• THE EXERCISE
Go through the listing and return every line with "screenshot" in it.

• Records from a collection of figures
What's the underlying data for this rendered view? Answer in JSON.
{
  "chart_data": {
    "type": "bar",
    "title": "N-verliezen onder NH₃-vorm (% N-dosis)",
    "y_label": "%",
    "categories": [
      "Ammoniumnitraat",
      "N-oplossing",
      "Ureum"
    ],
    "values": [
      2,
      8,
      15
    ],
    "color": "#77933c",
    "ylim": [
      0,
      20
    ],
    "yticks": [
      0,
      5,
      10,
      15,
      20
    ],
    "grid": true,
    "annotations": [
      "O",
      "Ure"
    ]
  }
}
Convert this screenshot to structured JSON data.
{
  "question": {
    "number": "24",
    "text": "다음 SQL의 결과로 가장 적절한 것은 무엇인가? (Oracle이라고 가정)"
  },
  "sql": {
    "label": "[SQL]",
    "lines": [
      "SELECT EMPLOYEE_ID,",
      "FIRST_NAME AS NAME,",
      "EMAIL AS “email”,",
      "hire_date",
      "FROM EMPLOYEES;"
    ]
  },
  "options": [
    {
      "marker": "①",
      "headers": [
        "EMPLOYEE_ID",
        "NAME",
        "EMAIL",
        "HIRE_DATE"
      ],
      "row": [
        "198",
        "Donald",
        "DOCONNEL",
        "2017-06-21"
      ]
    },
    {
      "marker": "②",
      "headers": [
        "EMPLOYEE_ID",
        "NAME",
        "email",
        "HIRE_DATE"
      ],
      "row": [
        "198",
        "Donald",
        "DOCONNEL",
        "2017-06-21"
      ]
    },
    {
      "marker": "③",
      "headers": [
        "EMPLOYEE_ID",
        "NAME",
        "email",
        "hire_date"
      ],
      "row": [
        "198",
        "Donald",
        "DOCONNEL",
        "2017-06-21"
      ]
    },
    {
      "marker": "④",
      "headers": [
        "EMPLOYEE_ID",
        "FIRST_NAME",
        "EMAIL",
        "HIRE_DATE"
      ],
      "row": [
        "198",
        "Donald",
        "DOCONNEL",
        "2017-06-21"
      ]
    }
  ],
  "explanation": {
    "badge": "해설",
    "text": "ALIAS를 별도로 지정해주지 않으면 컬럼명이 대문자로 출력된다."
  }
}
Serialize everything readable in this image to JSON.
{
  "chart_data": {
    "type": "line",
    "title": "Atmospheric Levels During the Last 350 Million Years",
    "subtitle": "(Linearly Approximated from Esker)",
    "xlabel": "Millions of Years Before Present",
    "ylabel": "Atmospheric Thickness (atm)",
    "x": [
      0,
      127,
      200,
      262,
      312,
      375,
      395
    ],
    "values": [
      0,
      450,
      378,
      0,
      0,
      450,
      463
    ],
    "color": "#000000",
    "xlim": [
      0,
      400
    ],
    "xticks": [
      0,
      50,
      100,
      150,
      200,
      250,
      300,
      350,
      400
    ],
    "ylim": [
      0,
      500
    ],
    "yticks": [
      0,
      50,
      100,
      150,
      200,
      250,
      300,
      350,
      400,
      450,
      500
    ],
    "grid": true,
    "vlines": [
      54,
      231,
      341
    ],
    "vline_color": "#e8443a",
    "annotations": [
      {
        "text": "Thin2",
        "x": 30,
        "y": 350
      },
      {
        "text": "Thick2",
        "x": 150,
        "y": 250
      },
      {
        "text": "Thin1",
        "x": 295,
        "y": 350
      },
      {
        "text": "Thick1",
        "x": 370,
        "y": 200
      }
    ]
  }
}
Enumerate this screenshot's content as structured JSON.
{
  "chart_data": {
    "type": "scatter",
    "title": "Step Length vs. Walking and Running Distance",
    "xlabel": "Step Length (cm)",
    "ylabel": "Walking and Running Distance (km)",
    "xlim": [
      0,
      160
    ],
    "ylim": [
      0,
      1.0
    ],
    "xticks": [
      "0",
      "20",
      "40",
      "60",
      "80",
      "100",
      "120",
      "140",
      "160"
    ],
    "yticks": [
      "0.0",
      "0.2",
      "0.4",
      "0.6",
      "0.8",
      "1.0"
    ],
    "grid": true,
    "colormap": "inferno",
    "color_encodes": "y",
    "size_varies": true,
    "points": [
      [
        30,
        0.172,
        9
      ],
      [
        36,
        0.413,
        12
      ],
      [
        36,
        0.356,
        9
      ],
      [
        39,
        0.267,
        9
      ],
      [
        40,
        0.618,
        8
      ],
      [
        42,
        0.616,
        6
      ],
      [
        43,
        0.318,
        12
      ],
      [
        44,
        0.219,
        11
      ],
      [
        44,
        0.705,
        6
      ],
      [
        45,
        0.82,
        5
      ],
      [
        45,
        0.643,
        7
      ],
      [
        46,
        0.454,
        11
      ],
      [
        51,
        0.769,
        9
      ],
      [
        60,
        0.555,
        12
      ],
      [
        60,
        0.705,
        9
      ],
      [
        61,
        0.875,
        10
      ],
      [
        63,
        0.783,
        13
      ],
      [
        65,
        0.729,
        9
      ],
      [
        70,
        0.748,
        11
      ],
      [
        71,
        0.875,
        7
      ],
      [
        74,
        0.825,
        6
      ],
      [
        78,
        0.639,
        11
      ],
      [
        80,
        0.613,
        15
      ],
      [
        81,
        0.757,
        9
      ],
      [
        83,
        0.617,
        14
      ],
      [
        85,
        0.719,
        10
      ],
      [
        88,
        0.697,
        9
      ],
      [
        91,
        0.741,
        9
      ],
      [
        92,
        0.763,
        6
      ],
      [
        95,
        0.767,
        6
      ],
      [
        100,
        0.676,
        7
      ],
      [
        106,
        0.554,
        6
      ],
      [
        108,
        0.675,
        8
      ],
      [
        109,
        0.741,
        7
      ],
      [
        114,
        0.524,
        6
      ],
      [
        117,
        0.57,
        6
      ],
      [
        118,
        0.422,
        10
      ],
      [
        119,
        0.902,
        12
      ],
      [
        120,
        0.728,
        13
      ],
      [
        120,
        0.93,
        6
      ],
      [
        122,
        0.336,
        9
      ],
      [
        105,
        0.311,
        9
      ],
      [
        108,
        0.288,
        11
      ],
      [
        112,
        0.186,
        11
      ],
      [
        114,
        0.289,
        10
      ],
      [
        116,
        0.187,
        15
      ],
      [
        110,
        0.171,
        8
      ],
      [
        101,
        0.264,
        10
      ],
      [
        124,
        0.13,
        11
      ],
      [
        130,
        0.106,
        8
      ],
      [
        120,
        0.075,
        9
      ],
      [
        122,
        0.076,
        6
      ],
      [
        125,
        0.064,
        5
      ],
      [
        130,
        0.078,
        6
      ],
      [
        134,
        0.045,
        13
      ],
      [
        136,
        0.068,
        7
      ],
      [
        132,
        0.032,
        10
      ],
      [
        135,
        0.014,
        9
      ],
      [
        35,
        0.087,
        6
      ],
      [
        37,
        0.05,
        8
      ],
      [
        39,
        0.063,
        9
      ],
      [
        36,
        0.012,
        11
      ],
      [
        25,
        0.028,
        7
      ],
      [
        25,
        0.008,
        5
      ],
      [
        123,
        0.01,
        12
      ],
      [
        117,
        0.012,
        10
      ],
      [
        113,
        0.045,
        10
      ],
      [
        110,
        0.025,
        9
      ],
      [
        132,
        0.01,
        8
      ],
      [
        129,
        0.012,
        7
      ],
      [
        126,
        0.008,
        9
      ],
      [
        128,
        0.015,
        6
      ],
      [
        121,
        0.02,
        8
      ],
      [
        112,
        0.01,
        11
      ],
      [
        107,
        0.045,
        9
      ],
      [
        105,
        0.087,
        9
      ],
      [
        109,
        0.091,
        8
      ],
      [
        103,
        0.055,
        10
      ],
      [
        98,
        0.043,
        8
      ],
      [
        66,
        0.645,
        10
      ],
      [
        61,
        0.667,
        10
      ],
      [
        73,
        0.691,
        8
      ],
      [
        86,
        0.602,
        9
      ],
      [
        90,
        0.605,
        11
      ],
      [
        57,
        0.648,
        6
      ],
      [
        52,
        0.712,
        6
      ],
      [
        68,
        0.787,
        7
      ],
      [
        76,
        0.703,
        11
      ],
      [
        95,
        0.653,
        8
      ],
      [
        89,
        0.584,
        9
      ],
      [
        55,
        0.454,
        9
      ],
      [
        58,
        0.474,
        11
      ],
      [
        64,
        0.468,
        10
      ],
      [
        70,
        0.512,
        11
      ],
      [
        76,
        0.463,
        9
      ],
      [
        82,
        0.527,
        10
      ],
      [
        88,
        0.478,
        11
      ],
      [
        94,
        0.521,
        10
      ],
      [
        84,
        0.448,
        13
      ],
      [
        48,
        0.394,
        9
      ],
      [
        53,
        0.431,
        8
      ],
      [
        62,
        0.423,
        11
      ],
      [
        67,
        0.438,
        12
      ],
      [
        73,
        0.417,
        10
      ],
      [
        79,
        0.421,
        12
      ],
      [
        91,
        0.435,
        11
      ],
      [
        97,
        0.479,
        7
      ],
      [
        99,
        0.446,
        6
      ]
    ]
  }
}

• WRITTEN ANSWER
Convert this screenshot to structured JSON data.
Enumerate this screenshot's content as structured JSON.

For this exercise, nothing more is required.